#### The records

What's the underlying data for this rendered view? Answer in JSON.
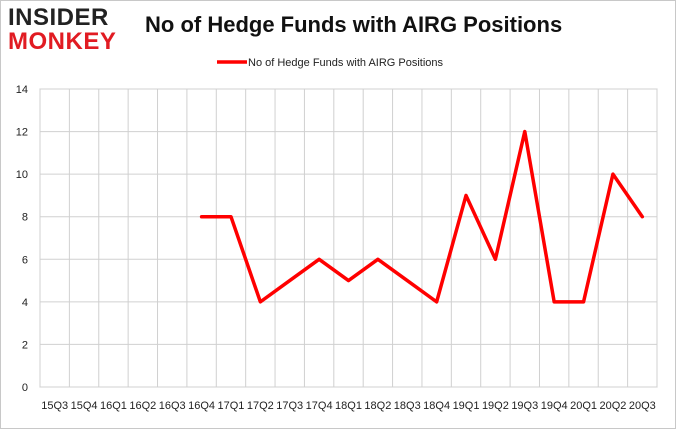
{
  "logo": {
    "line1": "INSIDER",
    "line2": "MONKEY"
  },
  "chart_data": {
    "type": "line",
    "title": "No of Hedge Funds with AIRG Positions",
    "categories": [
      "15Q3",
      "15Q4",
      "16Q1",
      "16Q2",
      "16Q3",
      "16Q4",
      "17Q1",
      "17Q2",
      "17Q3",
      "17Q4",
      "18Q1",
      "18Q2",
      "18Q3",
      "18Q4",
      "19Q1",
      "19Q2",
      "19Q3",
      "19Q4",
      "20Q1",
      "20Q2",
      "20Q3"
    ],
    "series": [
      {
        "name": "No of Hedge Funds with AIRG Positions",
        "color": "#ff0000",
        "values": [
          null,
          null,
          null,
          null,
          null,
          8,
          8,
          4,
          5,
          6,
          5,
          6,
          5,
          4,
          9,
          6,
          12,
          4,
          4,
          10,
          8
        ]
      }
    ],
    "ylim": [
      0,
      14
    ],
    "yticks": [
      0,
      2,
      4,
      6,
      8,
      10,
      12,
      14
    ],
    "grid": true,
    "legend_position": "top-center",
    "xlabel": "",
    "ylabel": ""
  }
}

########

What is required –
Copy all lines of the material above where the string "with" occurs.

The result –
    "title": "No of Hedge Funds with AIRG Positions",
        "name": "No of Hedge Funds with AIRG Positions",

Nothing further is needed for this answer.